Task prompt
Pick out every line that holds the string "information" and copy it.
** start of Data **
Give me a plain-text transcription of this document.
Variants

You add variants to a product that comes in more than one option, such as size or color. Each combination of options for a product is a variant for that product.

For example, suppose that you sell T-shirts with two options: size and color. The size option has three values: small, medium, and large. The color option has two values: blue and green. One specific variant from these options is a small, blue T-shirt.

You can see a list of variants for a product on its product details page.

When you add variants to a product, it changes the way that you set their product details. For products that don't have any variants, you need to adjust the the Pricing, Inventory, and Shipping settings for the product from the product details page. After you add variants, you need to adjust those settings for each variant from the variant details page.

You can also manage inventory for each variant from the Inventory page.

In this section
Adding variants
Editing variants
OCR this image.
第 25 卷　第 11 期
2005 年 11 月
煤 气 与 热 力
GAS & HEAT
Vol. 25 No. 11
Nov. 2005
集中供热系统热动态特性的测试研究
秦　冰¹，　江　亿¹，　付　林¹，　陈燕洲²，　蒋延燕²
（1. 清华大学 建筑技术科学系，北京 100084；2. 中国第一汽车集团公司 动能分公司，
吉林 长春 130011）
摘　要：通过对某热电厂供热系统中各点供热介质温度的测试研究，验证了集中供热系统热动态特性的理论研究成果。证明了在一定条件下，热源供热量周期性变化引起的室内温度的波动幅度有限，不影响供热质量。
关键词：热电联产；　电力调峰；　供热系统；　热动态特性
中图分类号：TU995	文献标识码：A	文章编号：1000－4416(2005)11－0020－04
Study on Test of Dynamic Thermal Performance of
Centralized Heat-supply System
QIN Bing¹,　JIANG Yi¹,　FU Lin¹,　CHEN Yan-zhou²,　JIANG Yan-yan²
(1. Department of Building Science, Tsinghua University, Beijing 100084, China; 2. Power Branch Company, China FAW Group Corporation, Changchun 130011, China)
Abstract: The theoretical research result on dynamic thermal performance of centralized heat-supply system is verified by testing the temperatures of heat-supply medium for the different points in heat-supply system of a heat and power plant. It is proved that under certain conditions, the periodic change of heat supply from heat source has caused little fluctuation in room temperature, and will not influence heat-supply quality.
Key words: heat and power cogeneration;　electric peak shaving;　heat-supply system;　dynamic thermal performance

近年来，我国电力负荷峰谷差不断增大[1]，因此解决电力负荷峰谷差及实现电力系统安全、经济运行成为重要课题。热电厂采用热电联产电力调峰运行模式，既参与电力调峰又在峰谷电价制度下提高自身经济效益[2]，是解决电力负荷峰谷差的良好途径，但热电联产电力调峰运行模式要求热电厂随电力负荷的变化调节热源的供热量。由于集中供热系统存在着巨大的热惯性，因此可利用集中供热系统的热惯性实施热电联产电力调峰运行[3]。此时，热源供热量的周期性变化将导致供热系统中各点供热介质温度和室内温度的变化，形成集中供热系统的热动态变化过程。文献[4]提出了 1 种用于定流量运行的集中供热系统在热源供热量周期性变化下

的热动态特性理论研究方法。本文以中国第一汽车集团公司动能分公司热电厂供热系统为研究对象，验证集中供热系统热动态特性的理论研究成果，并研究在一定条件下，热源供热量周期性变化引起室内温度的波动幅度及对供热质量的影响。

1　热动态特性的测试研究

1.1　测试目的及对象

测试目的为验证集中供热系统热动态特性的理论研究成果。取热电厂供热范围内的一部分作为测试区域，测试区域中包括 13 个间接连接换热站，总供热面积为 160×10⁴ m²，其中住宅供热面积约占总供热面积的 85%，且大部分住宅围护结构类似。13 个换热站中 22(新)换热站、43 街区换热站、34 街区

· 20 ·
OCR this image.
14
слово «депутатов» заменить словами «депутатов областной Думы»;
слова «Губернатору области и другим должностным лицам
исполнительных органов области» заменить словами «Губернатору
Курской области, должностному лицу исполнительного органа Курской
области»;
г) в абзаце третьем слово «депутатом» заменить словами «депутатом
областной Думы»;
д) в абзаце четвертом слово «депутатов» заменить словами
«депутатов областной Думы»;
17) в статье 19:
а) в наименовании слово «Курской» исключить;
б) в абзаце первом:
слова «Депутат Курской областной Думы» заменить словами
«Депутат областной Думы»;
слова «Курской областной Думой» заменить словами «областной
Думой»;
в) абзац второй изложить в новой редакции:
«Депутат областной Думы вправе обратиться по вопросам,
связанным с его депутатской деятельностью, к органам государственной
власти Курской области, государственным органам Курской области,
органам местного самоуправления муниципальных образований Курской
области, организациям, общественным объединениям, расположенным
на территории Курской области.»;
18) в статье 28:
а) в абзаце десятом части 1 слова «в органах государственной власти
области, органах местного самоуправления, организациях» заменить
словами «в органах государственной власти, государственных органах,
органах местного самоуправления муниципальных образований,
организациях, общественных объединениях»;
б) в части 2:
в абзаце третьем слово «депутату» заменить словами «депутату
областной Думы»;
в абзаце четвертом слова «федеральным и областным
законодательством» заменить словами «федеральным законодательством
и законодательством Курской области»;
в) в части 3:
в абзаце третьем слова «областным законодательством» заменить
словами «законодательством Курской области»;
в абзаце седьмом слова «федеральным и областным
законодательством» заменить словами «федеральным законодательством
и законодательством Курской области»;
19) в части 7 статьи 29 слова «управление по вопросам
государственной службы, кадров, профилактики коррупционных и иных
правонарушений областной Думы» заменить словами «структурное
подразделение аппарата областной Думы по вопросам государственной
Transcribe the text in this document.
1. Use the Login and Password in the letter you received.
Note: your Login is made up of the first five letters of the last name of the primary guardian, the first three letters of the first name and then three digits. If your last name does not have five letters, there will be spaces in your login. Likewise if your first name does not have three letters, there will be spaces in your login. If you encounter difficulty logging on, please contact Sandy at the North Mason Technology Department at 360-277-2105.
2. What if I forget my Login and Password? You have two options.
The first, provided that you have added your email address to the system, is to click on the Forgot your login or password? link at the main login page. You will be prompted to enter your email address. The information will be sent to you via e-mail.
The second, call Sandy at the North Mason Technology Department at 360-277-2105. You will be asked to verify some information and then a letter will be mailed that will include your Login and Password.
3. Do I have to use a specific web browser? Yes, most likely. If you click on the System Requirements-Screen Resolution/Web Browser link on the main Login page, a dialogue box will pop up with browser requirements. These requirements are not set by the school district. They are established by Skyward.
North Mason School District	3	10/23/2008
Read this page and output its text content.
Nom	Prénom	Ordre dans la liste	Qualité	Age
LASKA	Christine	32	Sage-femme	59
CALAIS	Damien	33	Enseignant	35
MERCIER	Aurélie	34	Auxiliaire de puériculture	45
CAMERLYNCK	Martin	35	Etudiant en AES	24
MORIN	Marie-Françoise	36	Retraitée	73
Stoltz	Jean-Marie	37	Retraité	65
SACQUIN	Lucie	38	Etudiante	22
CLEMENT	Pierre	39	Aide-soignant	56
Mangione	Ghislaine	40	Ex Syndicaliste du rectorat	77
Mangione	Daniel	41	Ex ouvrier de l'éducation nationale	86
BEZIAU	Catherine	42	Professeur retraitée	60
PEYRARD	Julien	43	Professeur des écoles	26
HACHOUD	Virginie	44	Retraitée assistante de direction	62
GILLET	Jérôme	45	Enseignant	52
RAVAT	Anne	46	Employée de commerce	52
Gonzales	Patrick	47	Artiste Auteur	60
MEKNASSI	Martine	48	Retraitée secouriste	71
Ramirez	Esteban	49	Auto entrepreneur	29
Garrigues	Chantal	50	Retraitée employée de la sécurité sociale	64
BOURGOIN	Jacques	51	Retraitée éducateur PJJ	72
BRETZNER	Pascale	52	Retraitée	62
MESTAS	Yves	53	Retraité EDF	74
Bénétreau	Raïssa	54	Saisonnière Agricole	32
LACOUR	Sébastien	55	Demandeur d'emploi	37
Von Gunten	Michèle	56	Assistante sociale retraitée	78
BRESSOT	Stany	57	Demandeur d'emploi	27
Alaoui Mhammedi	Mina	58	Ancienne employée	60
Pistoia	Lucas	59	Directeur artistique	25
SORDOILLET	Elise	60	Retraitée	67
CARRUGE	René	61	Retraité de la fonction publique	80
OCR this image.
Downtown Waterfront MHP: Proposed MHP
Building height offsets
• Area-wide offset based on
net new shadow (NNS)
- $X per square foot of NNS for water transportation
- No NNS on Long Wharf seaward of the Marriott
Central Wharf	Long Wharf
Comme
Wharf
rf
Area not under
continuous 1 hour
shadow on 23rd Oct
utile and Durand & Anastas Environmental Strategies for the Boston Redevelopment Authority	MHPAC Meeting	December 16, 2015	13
** end of Data **
Complete answer
The first, provided that you have added your email address to the system, is to click on the Forgot your login or password? link at the main login page. You will be prompted to enter your email address. The information will be sent to you via e-mail.
The second, call Sandy at the North Mason Technology Department at 360-277-2105. You will be asked to verify some information and then a letter will be mailed that will include your Login and Password.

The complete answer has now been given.